• **Selected excerpt**:
BEGIN

Ricci Hall (利瑪竇宿舍) is a hall of residence founded in 1929 by the Society of Jesus in memory of Jesuit Matteo Ricci (1552–1610). Located at Pok Fu Lam Road, Ricci Hall is the only Catholic hostel in The University of Hong Kong. In early 1960, it was decided that space of Ricci Hall was inadequate; it should be renovated and rebuilt. On 8 December 1967, the extension of Ricci Hall was inaugurated.

Ricci Hall is a sports-oriented dorm intended primarily for undergraduate students.

==History==
Ricci Hall Residence, located on Pok Fu Lam Road, is one of the oldest residential halls at the University of Hong Kong. It is a boys-only hall, with great history and deep heritage.

Ricci Hall Residence was officially opened on 16 December 1929 and was established as a residence for students of the University of Hong Kong by the Jesuit Fathers. Located on Pokfulam Road, the Hall was a beautiful old style building with wonderful unobstructed view of the harbour.

It was mainly meant to accommodate Catholic students who came from the Wah Yan College, Hong Kong, Wah Yan College, Kowloon, La Salle College and St Joseph's College, Hong Kong.

Matteo Ricci was chosen as the Patron of the Hall. He is a Jesuit Father famous for his efforts to bring the West to China and China to the West. He is revered for his learning, for initiating a dialogue of cultures and for his knowledge of Chinese literature and philosophy.

In early 1960, it was decided that the space of Ricci Hall Residence was inadequate and it should be renovated and rebuilt. The renovation of the old block of Ricci Hall was completed in 1966, whereas construction of the new block on 8 December 1967.

==Building features==
Having five separate blocks connected together in order to foster communication among residents, Ricci Hall is unique in the architectural structure. There are total 120 single rooms with a balcony and 16 corridors. The facilities of Ricci Hall include a tennis court, a car park, a dining hall, two libraries, a billiard room, a chapel, a laundry, and 16 pantries at the end of each corridor.

==Motto==
- Latin: Quantum potes tantum aude
- English: As much as you are able, that you should dare to do
- Chinese: 汝為君子儒 無為小人儒 (論語: 雍也編)

END

• **Bounding box prediction data**:
BEGIN

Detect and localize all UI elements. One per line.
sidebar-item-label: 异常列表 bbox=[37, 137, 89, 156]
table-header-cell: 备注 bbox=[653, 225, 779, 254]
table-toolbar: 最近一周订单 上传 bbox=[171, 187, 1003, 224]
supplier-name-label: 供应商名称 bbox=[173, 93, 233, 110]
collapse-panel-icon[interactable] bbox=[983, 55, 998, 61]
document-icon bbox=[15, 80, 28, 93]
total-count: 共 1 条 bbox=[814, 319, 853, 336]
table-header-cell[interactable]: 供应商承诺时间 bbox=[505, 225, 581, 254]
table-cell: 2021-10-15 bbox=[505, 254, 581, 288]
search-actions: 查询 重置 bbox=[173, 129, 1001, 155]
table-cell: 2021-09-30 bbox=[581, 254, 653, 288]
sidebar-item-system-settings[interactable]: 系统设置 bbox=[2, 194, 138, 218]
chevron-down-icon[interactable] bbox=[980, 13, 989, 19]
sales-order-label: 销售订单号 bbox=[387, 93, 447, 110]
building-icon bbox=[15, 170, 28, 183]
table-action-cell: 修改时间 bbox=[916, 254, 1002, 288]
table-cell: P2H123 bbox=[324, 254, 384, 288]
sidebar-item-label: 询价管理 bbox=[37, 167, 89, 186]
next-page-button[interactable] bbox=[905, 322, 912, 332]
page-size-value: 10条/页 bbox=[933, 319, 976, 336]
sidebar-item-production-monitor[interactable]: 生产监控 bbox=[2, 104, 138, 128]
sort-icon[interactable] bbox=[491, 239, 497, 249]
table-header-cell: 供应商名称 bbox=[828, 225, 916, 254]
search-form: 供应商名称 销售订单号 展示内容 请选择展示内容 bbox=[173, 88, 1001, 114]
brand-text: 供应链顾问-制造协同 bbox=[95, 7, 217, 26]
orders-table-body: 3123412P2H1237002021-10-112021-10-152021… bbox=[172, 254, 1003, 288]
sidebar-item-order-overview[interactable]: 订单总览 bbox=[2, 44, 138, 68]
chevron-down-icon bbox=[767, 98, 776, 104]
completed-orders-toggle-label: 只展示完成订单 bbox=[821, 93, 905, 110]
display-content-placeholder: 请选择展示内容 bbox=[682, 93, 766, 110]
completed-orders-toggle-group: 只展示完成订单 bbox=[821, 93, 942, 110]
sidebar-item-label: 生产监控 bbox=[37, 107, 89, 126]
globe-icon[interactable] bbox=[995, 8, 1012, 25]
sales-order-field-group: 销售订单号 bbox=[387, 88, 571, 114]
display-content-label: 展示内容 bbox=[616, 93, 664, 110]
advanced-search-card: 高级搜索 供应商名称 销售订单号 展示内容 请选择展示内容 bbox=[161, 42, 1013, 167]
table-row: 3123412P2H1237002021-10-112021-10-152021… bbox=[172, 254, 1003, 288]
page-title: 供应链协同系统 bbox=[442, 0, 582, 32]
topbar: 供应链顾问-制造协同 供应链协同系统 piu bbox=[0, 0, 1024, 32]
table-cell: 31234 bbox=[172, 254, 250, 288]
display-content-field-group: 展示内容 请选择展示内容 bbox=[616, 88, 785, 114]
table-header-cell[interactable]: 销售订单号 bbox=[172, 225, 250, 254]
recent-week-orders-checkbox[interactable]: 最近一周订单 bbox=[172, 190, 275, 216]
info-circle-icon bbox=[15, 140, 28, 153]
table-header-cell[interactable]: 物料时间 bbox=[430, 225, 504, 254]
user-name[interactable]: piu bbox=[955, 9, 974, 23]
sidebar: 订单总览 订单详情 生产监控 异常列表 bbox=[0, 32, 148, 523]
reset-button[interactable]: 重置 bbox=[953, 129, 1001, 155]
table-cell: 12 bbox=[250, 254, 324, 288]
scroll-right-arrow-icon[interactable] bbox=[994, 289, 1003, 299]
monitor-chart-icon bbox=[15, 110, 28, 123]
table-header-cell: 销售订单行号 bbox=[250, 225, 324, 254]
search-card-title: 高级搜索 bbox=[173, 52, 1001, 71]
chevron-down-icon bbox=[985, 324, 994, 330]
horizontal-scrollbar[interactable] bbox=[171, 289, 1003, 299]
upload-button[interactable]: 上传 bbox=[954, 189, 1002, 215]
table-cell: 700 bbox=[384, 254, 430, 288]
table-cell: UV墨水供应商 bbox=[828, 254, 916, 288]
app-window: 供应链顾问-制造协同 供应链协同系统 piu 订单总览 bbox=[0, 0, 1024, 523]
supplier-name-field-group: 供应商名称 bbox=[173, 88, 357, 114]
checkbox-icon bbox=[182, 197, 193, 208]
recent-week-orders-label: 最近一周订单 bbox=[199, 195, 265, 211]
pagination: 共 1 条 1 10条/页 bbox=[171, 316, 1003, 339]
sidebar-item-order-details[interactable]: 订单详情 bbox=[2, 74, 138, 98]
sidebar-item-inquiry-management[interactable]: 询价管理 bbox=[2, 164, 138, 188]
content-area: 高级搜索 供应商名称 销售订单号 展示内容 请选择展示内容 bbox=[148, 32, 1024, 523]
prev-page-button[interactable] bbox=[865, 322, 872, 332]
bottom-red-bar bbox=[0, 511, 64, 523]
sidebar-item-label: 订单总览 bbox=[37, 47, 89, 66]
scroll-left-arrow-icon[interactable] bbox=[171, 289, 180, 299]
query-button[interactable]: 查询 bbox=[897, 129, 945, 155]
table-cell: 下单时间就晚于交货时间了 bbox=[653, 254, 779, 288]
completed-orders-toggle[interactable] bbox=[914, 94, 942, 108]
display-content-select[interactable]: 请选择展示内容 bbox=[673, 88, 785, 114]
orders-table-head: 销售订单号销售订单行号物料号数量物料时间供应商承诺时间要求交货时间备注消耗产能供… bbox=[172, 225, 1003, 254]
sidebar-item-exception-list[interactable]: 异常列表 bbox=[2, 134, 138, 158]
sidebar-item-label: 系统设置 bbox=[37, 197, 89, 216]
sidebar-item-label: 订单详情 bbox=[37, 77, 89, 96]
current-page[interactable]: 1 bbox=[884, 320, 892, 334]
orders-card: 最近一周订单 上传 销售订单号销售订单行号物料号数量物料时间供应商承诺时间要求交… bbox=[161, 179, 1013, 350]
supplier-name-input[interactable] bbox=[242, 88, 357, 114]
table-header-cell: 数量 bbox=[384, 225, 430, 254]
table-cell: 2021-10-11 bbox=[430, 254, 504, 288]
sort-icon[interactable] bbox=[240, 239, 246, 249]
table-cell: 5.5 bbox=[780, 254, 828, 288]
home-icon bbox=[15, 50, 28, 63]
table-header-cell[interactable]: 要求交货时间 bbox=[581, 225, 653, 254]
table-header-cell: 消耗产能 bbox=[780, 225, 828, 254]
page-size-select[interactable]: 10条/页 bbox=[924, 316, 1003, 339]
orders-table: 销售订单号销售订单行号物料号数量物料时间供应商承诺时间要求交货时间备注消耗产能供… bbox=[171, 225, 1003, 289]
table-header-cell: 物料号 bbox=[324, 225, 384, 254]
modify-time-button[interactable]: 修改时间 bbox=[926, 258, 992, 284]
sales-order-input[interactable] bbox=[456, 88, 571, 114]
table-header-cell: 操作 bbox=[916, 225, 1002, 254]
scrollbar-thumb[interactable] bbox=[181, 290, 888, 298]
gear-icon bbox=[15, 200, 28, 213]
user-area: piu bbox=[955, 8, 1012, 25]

END

• **List of tasks**:
1. According to the article about Ricci Hall, on what date was the Hall officially opened?
2. List every facility that the article about Ricci Hall names under its building features.
3. Continue the article about Ricci Hall from its last line.

• **List of answers**:
1. 16 December 1929

2.
- a tennis court
- a car park
- a dining hall
- two libraries
- a billiard room
- a chapel
- a laundry
- 16 pantries at the end of each corridor

3.
==Emblem==
Ricci Emblem originated from the emblem in the armour of St Ignatius of Loyola, the founder of the Society of Jesus. The shield in the emblem was divided obliquely: the wolf and hatchet on the right represents Loyola's family and symbolises generosity and hospitality. The helmet on top of the shield symbolises courage, courtesy, honour and spirit of sacrifice. The Latin sentence on the girdle beneath the shield is Ricci Motto.

==Hall Colours==
Maroon and White

==Students' association ==
All residents are members of Ricci Hall Students' Association Hong Kong University Students' Union (RHSA, HKUSU). The association was established in 1930. Tape Eric Wong is the first Chairperson of RHSA, HKUSU.

== Wardens ==
Ricci Hall wardens:
- Rev. Fr. Daniel McDonald, S.J. (1929-1936)
- Rev. Fr. Brian Kelly, S.J. (1936-1941, 1946-1947)
- Rev. Fr. Fergus Cronin, S.J. (1947-1955)
- Rev. Fr. Herbert Dargan, S.J. (1955-1957)
- Rev. Fr. Richard Harris, S.J. (1957-1962)
- Rev. Fr. Cyril Barrett, S.J. (1962-1969)
- Rev. Fr. D Reynolds, S.J. (1969-1970)
- Rev. Fr. Alfred Deignan, S.J. (1970-1978)
- Rev. Fr. John Russell, S.J. (1978-1990)
- Rev. Fr. Alvaro Ribeiro, S.J. (1990-1992)
- Rev. Fr. Robert Ng, S.J. (1992-1997; 2011-2014)
- Rev. Fr. John Coghlan, S.J. (1997-2010)
- Rev. Fr. John Tang, S.J. (2014-present)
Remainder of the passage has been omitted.